> _Task to complete_: Give only the count of lines containing "color".

> _Information given_:
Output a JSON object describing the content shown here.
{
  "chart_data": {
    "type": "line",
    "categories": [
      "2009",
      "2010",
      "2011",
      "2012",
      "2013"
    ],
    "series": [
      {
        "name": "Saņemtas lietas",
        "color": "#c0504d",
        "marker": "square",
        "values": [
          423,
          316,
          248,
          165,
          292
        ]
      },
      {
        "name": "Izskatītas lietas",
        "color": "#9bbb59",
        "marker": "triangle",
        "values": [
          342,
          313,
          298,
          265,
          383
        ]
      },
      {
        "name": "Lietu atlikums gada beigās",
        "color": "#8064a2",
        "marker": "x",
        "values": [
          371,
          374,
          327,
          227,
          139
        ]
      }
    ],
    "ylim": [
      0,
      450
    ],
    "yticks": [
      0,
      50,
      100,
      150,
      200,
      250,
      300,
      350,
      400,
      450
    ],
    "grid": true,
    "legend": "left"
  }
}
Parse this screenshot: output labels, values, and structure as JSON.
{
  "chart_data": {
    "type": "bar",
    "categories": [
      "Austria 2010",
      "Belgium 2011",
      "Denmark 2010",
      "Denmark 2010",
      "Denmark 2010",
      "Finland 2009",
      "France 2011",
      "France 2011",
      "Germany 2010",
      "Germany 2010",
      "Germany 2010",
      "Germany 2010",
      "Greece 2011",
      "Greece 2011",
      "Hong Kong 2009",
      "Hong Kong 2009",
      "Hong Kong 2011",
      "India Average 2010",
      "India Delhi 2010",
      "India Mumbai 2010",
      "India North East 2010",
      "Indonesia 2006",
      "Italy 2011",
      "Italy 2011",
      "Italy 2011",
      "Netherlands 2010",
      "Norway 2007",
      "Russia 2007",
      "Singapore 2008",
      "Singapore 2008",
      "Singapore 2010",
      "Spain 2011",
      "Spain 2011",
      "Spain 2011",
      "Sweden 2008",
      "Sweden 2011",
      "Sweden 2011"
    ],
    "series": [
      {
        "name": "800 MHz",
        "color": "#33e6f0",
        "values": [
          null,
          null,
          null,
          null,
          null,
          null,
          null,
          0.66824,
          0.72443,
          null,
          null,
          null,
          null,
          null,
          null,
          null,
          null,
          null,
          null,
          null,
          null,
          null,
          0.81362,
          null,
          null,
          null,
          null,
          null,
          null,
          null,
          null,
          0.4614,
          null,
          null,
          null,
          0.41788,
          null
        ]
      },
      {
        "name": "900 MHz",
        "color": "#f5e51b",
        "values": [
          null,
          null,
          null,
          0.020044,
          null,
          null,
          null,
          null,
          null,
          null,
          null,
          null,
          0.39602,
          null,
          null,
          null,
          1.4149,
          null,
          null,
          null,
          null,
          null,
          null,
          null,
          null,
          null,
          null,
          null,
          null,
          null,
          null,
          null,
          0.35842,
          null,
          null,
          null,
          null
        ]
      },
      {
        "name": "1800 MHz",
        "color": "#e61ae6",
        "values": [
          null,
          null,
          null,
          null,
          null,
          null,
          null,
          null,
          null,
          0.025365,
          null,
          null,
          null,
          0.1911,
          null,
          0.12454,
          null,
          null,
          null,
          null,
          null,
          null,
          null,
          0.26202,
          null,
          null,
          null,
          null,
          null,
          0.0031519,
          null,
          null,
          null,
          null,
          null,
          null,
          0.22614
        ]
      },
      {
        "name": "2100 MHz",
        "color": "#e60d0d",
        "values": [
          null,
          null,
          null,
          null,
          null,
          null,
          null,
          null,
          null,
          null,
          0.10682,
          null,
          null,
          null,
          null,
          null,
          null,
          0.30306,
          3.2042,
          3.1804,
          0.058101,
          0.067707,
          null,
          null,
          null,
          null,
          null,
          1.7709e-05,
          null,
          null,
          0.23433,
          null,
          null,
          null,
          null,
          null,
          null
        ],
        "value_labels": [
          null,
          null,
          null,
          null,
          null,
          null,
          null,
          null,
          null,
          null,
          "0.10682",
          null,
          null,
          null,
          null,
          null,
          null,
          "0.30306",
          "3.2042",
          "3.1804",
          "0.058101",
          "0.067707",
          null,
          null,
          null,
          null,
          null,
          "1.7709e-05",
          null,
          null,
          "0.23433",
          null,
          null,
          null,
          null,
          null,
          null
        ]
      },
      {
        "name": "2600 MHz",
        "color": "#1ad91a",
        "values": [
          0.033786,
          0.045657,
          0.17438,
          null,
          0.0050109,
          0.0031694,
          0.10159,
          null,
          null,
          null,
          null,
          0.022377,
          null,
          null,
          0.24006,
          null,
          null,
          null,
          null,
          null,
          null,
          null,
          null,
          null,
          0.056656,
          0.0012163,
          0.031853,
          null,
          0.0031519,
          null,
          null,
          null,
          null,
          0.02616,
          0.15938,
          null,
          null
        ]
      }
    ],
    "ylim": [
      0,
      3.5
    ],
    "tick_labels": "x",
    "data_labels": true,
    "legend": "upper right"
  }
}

> _Expected output_: 8